MATERIAL TO PROCESS:
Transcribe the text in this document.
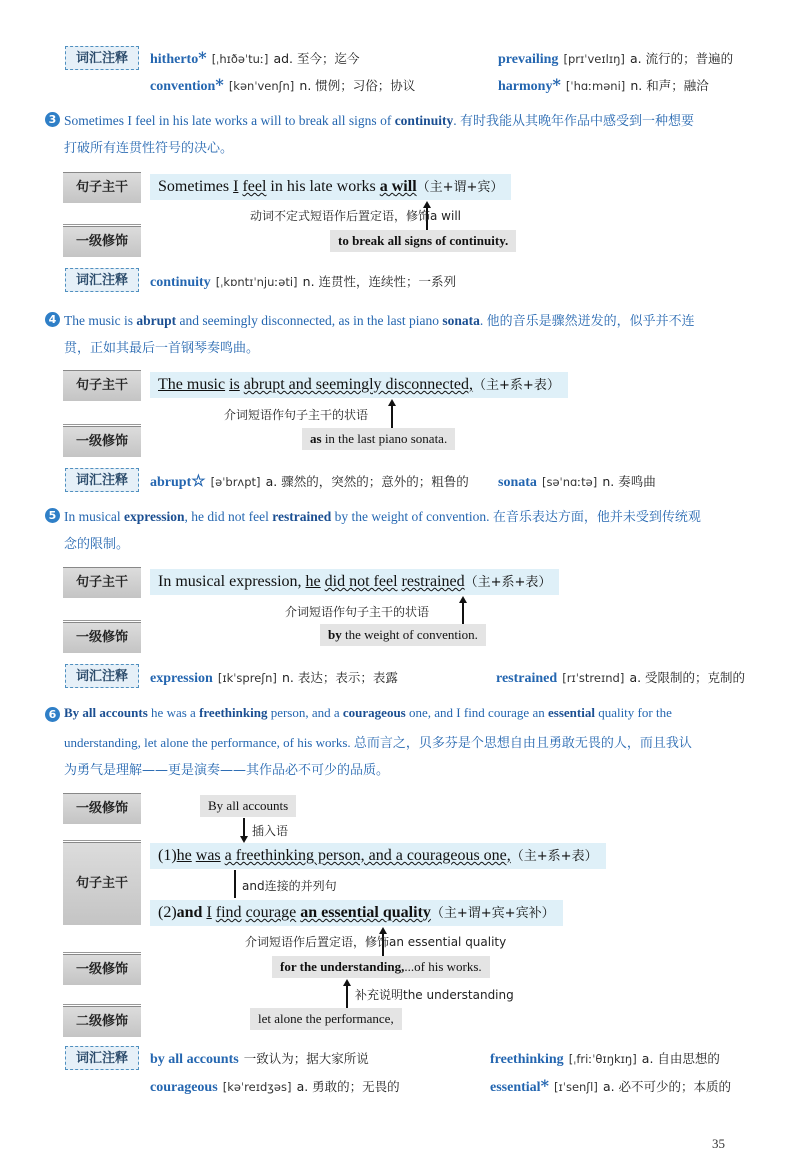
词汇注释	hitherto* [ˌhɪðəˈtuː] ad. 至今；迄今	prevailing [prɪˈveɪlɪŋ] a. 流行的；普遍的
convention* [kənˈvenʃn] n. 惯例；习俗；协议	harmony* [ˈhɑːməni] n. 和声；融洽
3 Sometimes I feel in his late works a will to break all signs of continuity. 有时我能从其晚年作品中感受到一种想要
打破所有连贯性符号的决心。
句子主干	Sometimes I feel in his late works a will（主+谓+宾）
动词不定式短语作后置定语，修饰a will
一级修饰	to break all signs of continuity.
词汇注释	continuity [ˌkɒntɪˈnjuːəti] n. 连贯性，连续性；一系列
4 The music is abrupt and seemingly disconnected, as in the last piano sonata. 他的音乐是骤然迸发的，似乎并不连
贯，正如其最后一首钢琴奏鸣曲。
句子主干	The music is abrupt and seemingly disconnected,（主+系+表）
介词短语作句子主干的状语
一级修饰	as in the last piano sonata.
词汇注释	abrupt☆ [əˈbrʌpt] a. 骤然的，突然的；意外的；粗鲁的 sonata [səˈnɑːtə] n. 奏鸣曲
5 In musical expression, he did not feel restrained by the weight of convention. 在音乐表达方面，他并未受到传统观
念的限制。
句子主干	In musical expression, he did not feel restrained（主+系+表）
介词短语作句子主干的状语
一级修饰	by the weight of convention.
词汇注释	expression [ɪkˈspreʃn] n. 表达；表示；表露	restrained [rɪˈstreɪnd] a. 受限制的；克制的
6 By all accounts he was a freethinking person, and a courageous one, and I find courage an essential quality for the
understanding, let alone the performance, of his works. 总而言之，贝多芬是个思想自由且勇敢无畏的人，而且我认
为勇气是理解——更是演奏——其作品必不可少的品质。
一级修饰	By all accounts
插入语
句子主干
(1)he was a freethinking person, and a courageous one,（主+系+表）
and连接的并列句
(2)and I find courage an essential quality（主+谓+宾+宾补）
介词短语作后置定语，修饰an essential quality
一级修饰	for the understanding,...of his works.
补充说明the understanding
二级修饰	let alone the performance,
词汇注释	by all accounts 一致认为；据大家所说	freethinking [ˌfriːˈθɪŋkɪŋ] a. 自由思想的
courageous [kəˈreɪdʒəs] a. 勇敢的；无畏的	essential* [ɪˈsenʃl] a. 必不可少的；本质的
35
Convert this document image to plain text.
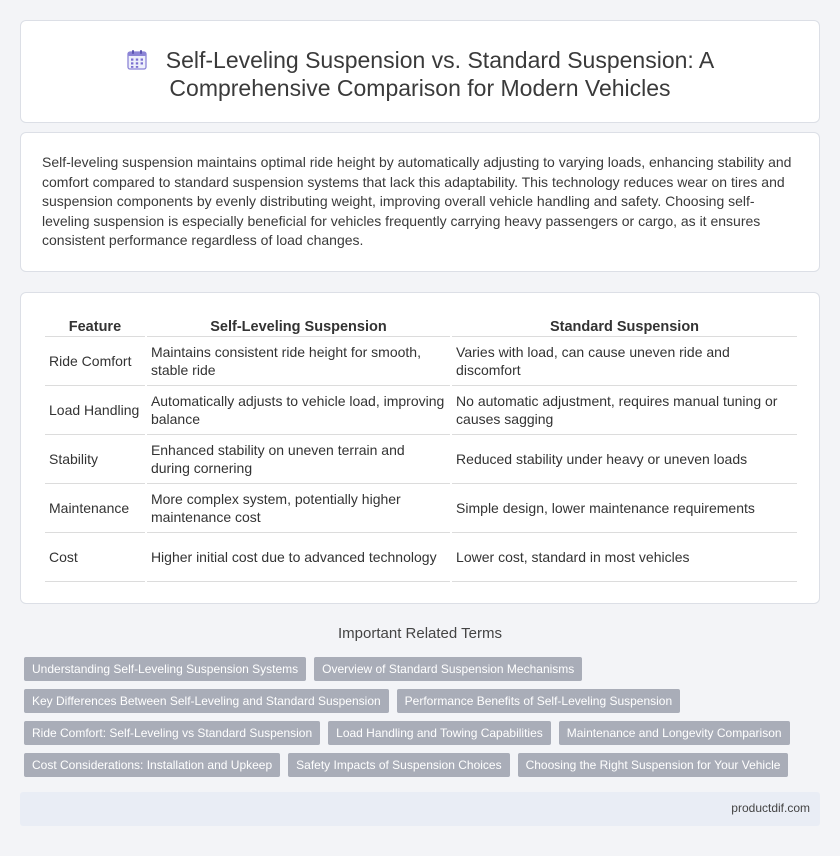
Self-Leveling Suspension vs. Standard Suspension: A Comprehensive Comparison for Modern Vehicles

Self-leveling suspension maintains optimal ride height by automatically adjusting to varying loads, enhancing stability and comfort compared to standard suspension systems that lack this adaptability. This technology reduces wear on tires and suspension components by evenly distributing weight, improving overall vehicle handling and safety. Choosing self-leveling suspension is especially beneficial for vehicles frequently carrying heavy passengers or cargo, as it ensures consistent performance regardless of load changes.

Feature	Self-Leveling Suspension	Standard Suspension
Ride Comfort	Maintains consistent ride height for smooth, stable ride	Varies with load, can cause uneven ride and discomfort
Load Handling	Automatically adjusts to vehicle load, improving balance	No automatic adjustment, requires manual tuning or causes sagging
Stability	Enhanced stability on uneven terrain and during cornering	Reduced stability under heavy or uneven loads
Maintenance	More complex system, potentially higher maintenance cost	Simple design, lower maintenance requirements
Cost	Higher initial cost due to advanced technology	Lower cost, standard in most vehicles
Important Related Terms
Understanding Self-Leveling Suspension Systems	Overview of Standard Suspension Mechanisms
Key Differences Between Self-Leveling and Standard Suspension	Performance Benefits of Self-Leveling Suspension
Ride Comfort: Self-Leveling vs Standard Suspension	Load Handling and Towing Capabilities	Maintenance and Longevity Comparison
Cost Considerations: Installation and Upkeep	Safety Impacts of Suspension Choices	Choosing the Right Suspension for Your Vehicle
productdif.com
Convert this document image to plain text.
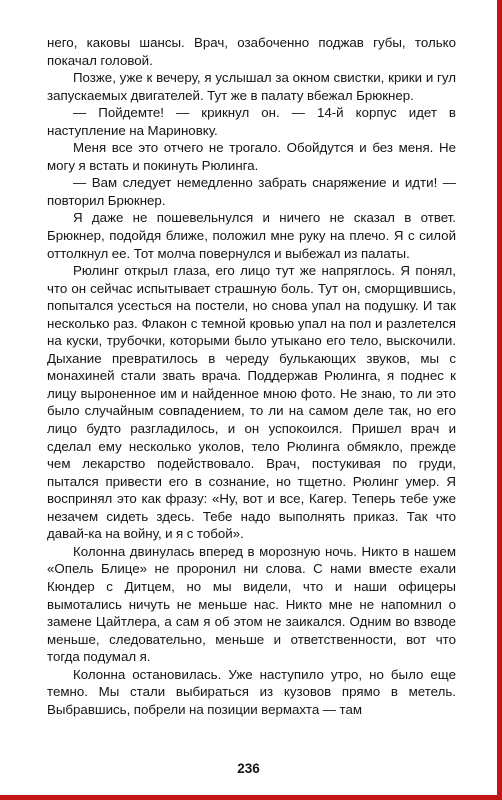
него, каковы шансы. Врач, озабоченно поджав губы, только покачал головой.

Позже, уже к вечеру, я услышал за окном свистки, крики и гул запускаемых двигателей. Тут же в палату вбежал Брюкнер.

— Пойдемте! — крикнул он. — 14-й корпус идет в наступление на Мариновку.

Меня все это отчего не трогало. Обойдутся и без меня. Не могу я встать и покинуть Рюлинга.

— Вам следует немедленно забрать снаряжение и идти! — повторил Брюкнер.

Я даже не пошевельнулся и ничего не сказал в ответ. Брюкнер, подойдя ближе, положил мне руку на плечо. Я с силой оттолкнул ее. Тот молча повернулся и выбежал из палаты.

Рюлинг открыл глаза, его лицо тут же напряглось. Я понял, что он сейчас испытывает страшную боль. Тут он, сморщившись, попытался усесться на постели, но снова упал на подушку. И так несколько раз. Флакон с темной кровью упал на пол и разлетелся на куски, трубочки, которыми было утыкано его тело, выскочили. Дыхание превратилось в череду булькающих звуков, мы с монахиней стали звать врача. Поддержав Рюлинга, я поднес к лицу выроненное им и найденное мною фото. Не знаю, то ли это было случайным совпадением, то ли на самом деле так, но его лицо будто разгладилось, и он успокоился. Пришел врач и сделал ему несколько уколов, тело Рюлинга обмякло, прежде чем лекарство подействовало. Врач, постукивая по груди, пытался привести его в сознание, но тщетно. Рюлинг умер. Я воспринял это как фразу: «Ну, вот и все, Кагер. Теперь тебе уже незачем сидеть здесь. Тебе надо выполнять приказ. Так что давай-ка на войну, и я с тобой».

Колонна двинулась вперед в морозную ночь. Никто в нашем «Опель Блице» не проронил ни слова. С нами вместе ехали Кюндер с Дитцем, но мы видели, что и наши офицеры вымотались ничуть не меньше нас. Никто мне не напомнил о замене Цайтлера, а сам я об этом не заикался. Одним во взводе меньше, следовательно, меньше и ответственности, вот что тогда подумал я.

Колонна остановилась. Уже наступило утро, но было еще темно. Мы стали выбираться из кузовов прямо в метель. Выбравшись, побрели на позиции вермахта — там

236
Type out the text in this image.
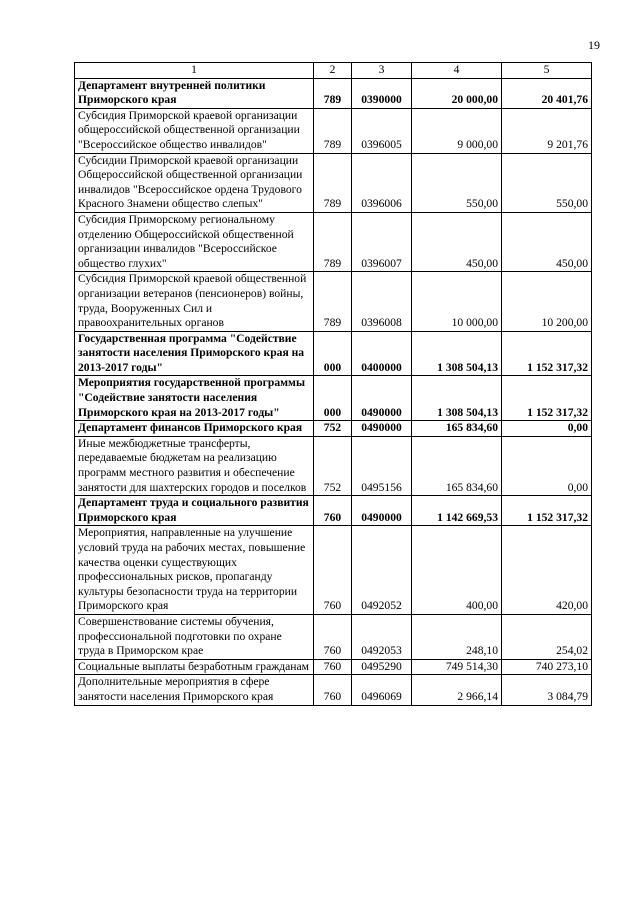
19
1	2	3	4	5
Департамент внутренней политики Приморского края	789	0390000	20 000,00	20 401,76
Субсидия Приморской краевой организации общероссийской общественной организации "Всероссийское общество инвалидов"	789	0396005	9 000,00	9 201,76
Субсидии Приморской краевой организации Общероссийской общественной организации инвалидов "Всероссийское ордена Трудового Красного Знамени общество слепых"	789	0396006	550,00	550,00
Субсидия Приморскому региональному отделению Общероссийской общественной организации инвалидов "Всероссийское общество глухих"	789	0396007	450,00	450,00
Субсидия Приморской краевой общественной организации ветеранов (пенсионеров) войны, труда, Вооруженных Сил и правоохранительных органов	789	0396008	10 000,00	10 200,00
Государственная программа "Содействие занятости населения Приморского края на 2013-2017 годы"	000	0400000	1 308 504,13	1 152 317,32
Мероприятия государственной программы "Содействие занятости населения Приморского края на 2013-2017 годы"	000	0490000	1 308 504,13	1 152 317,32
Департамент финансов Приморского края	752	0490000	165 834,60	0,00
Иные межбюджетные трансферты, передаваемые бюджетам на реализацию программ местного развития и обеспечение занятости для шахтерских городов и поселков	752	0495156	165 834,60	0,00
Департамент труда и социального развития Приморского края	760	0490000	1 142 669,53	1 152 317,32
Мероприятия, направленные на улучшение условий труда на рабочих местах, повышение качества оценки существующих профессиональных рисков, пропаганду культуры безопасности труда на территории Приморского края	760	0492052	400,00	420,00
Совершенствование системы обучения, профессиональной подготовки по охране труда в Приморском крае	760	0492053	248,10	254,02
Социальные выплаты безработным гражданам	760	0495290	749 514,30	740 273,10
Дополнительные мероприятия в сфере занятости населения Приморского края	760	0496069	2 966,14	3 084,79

OBJECTIVE:
Copy all the data exactly as written, but skip any picture.

WRITTEN ANSWER:
Transcribe the text in this document.
词汇注释	hitherto* [ˌhɪðəˈtuː] ad. 至今；迄今	prevailing [prɪˈveɪlɪŋ] a. 流行的；普遍的
convention* [kənˈvenʃn] n. 惯例；习俗；协议	harmony* [ˈhɑːməni] n. 和声；融洽
3 Sometimes I feel in his late works a will to break all signs of continuity. 有时我能从其晚年作品中感受到一种想要
打破所有连贯性符号的决心。
句子主干	Sometimes I feel in his late works a will（主+谓+宾）
动词不定式短语作后置定语，修饰a will
一级修饰	to break all signs of continuity.
词汇注释	continuity [ˌkɒntɪˈnjuːəti] n. 连贯性，连续性；一系列
4 The music is abrupt and seemingly disconnected, as in the last piano sonata. 他的音乐是骤然迸发的，似乎并不连
贯，正如其最后一首钢琴奏鸣曲。
句子主干	The music is abrupt and seemingly disconnected,（主+系+表）
介词短语作句子主干的状语
一级修饰	as in the last piano sonata.
词汇注释	abrupt☆ [əˈbrʌpt] a. 骤然的，突然的；意外的；粗鲁的 sonata [səˈnɑːtə] n. 奏鸣曲
5 In musical expression, he did not feel restrained by the weight of convention. 在音乐表达方面，他并未受到传统观
念的限制。
句子主干	In musical expression, he did not feel restrained（主+系+表）
介词短语作句子主干的状语
一级修饰	by the weight of convention.
词汇注释	expression [ɪkˈspreʃn] n. 表达；表示；表露	restrained [rɪˈstreɪnd] a. 受限制的；克制的
6 By all accounts he was a freethinking person, and a courageous one, and I find courage an essential quality for the
understanding, let alone the performance, of his works. 总而言之，贝多芬是个思想自由且勇敢无畏的人，而且我认
为勇气是理解——更是演奏——其作品必不可少的品质。
一级修饰	By all accounts
插入语
句子主干
(1)he was a freethinking person, and a courageous one,（主+系+表）
and连接的并列句
(2)and I find courage an essential quality（主+谓+宾+宾补）
介词短语作后置定语，修饰an essential quality
一级修饰	for the understanding,...of his works.
补充说明the understanding
二级修饰	let alone the performance,
词汇注释	by all accounts 一致认为；据大家所说	freethinking [ˌfriːˈθɪŋkɪŋ] a. 自由思想的
courageous [kəˈreɪdʒəs] a. 勇敢的；无畏的	essential* [ɪˈsenʃl] a. 必不可少的；本质的
35
Convert this document image to plain text.
Self-Leveling Suspension vs. Standard Suspension: A Comprehensive Comparison for Modern Vehicles

Self-leveling suspension maintains optimal ride height by automatically adjusting to varying loads, enhancing stability and comfort compared to standard suspension systems that lack this adaptability. This technology reduces wear on tires and suspension components by evenly distributing weight, improving overall vehicle handling and safety. Choosing self-leveling suspension is especially beneficial for vehicles frequently carrying heavy passengers or cargo, as it ensures consistent performance regardless of load changes.

Feature	Self-Leveling Suspension	Standard Suspension
Ride Comfort	Maintains consistent ride height for smooth, stable ride	Varies with load, can cause uneven ride and discomfort
Load Handling	Automatically adjusts to vehicle load, improving balance	No automatic adjustment, requires manual tuning or causes sagging
Stability	Enhanced stability on uneven terrain and during cornering	Reduced stability under heavy or uneven loads
Maintenance	More complex system, potentially higher maintenance cost	Simple design, lower maintenance requirements
Cost	Higher initial cost due to advanced technology	Lower cost, standard in most vehicles
Important Related Terms
Understanding Self-Leveling Suspension Systems	Overview of Standard Suspension Mechanisms
Key Differences Between Self-Leveling and Standard Suspension	Performance Benefits of Self-Leveling Suspension
Ride Comfort: Self-Leveling vs Standard Suspension	Load Handling and Towing Capabilities	Maintenance and Longevity Comparison
Cost Considerations: Installation and Upkeep	Safety Impacts of Suspension Choices	Choosing the Right Suspension for Your Vehicle
productdif.com
Convert this document image to plain text.
него, каковы шансы. Врач, озабоченно поджав губы, только покачал головой.

Позже, уже к вечеру, я услышал за окном свистки, крики и гул запускаемых двигателей. Тут же в палату вбежал Брюкнер.

— Пойдемте! — крикнул он. — 14-й корпус идет в наступление на Мариновку.

Меня все это отчего не трогало. Обойдутся и без меня. Не могу я встать и покинуть Рюлинга.

— Вам следует немедленно забрать снаряжение и идти! — повторил Брюкнер.

Я даже не пошевельнулся и ничего не сказал в ответ. Брюкнер, подойдя ближе, положил мне руку на плечо. Я с силой оттолкнул ее. Тот молча повернулся и выбежал из палаты.

Рюлинг открыл глаза, его лицо тут же напряглось. Я понял, что он сейчас испытывает страшную боль. Тут он, сморщившись, попытался усесться на постели, но снова упал на подушку. И так несколько раз. Флакон с темной кровью упал на пол и разлетелся на куски, трубочки, которыми было утыкано его тело, выскочили. Дыхание превратилось в череду булькающих звуков, мы с монахиней стали звать врача. Поддержав Рюлинга, я поднес к лицу выроненное им и найденное мною фото. Не знаю, то ли это было случайным совпадением, то ли на самом деле так, но его лицо будто разгладилось, и он успокоился. Пришел врач и сделал ему несколько уколов, тело Рюлинга обмякло, прежде чем лекарство подействовало. Врач, постукивая по груди, пытался привести его в сознание, но тщетно. Рюлинг умер. Я воспринял это как фразу: «Ну, вот и все, Кагер. Теперь тебе уже незачем сидеть здесь. Тебе надо выполнять приказ. Так что давай-ка на войну, и я с тобой».

Колонна двинулась вперед в морозную ночь. Никто в нашем «Опель Блице» не проронил ни слова. С нами вместе ехали Кюндер с Дитцем, но мы видели, что и наши офицеры вымотались ничуть не меньше нас. Никто мне не напомнил о замене Цайтлера, а сам я об этом не заикался. Одним во взводе меньше, следовательно, меньше и ответственности, вот что тогда подумал я.

Колонна остановилась. Уже наступило утро, но было еще темно. Мы стали выбираться из кузовов прямо в метель. Выбравшись, побрели на позиции вермахта — там

236
Type out the text in this image.
19
1	2	3	4	5
Департамент внутренней политики Приморского края	789	0390000	20 000,00	20 401,76
Субсидия Приморской краевой организации общероссийской общественной организации "Всероссийское общество инвалидов"	789	0396005	9 000,00	9 201,76
Субсидии Приморской краевой организации Общероссийской общественной организации инвалидов "Всероссийское ордена Трудового Красного Знамени общество слепых"	789	0396006	550,00	550,00
Субсидия Приморскому региональному отделению Общероссийской общественной организации инвалидов "Всероссийское общество глухих"	789	0396007	450,00	450,00
Субсидия Приморской краевой общественной организации ветеранов (пенсионеров) войны, труда, Вооруженных Сил и правоохранительных органов	789	0396008	10 000,00	10 200,00
Государственная программа "Содействие занятости населения Приморского края на 2013-2017 годы"	000	0400000	1 308 504,13	1 152 317,32
Мероприятия государственной программы "Содействие занятости населения Приморского края на 2013-2017 годы"	000	0490000	1 308 504,13	1 152 317,32
Департамент финансов Приморского края	752	0490000	165 834,60	0,00
Иные межбюджетные трансферты, передаваемые бюджетам на реализацию программ местного развития и обеспечение занятости для шахтерских городов и поселков	752	0495156	165 834,60	0,00
Департамент труда и социального развития Приморского края	760	0490000	1 142 669,53	1 152 317,32
Мероприятия, направленные на улучшение условий труда на рабочих местах, повышение качества оценки существующих профессиональных рисков, пропаганду культуры безопасности труда на территории Приморского края	760	0492052	400,00	420,00
Совершенствование системы обучения, профессиональной подготовки по охране труда в Приморском крае	760	0492053	248,10	254,02
Социальные выплаты безработным гражданам	760	0495290	749 514,30	740 273,10
Дополнительные мероприятия в сфере занятости населения Приморского края	760	0496069	2 966,14	3 084,79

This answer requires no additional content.